Stored dataset items:
┄┄┄┄┄┄┄┄┄┄

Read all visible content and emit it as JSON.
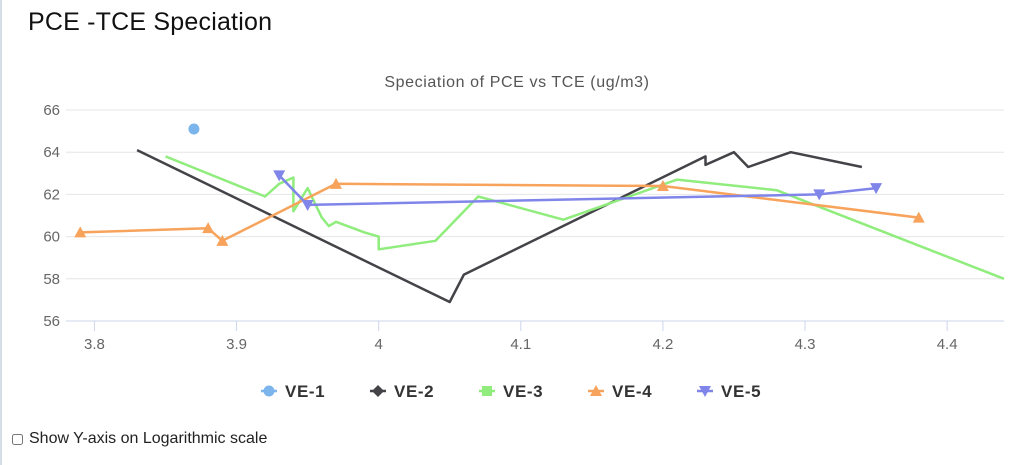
{
  "page": {
    "title": "PCE -TCE Speciation"
  },
  "controls": {
    "log_scale_label": "Show Y-axis on Logarithmic scale",
    "log_scale_checked": false
  },
  "chart_data": {
    "type": "line",
    "title": "Speciation of PCE vs TCE (ug/m3)",
    "xlabel": "",
    "ylabel": "",
    "xlim": [
      3.78,
      4.44
    ],
    "ylim": [
      56,
      66
    ],
    "x_ticks": [
      3.8,
      3.9,
      4.0,
      4.1,
      4.2,
      4.3,
      4.4
    ],
    "x_tick_labels": [
      "3.8",
      "3.9",
      "4",
      "4.1",
      "4.2",
      "4.3",
      "4.4"
    ],
    "y_ticks": [
      56,
      58,
      60,
      62,
      64,
      66
    ],
    "y_tick_labels": [
      "56",
      "58",
      "60",
      "62",
      "64",
      "66"
    ],
    "grid": "horizontal",
    "legend_position": "bottom-center",
    "series": [
      {
        "name": "VE-1",
        "color": "#7cb5ec",
        "marker": "circle",
        "show_markers": true,
        "points": [
          [
            3.87,
            65.1
          ]
        ]
      },
      {
        "name": "VE-2",
        "color": "#434348",
        "marker": "diamond",
        "show_markers": false,
        "points": [
          [
            3.83,
            64.1
          ],
          [
            4.05,
            56.9
          ],
          [
            4.06,
            58.2
          ],
          [
            4.23,
            63.8
          ],
          [
            4.23,
            63.4
          ],
          [
            4.25,
            64.0
          ],
          [
            4.26,
            63.3
          ],
          [
            4.29,
            64.0
          ],
          [
            4.34,
            63.3
          ]
        ]
      },
      {
        "name": "VE-3",
        "color": "#90ed7d",
        "marker": "square",
        "show_markers": false,
        "points": [
          [
            3.85,
            63.8
          ],
          [
            3.92,
            61.9
          ],
          [
            3.93,
            62.5
          ],
          [
            3.94,
            62.8
          ],
          [
            3.94,
            61.2
          ],
          [
            3.95,
            62.3
          ],
          [
            3.96,
            60.9
          ],
          [
            3.965,
            60.5
          ],
          [
            3.97,
            60.7
          ],
          [
            3.99,
            60.2
          ],
          [
            4.0,
            60.0
          ],
          [
            4.0,
            59.4
          ],
          [
            4.04,
            59.8
          ],
          [
            4.07,
            61.9
          ],
          [
            4.13,
            60.8
          ],
          [
            4.21,
            62.7
          ],
          [
            4.28,
            62.2
          ],
          [
            4.44,
            58.0
          ]
        ]
      },
      {
        "name": "VE-4",
        "color": "#f7a35c",
        "marker": "triangle",
        "show_markers": true,
        "points": [
          [
            3.79,
            60.2
          ],
          [
            3.88,
            60.4
          ],
          [
            3.89,
            59.8
          ],
          [
            3.97,
            62.5
          ],
          [
            4.2,
            62.4
          ],
          [
            4.38,
            60.9
          ]
        ]
      },
      {
        "name": "VE-5",
        "color": "#8085e9",
        "marker": "triangle-down",
        "show_markers": true,
        "points": [
          [
            3.93,
            62.9
          ],
          [
            3.95,
            61.5
          ],
          [
            4.31,
            62.0
          ],
          [
            4.35,
            62.3
          ]
        ]
      }
    ]
  }
}
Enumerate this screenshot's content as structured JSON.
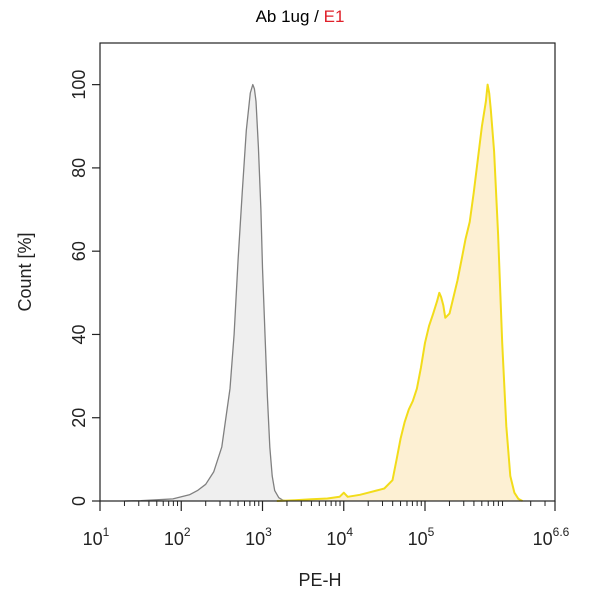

┄┄┄┄┄┄┄┄┄┄

**Brief**:
Sift the material for lines with the string "JSON". Copy each one found.

**Right answer**:
Read all visible content and emit it as JSON.
Enumerate this screenshot's content as structured JSON.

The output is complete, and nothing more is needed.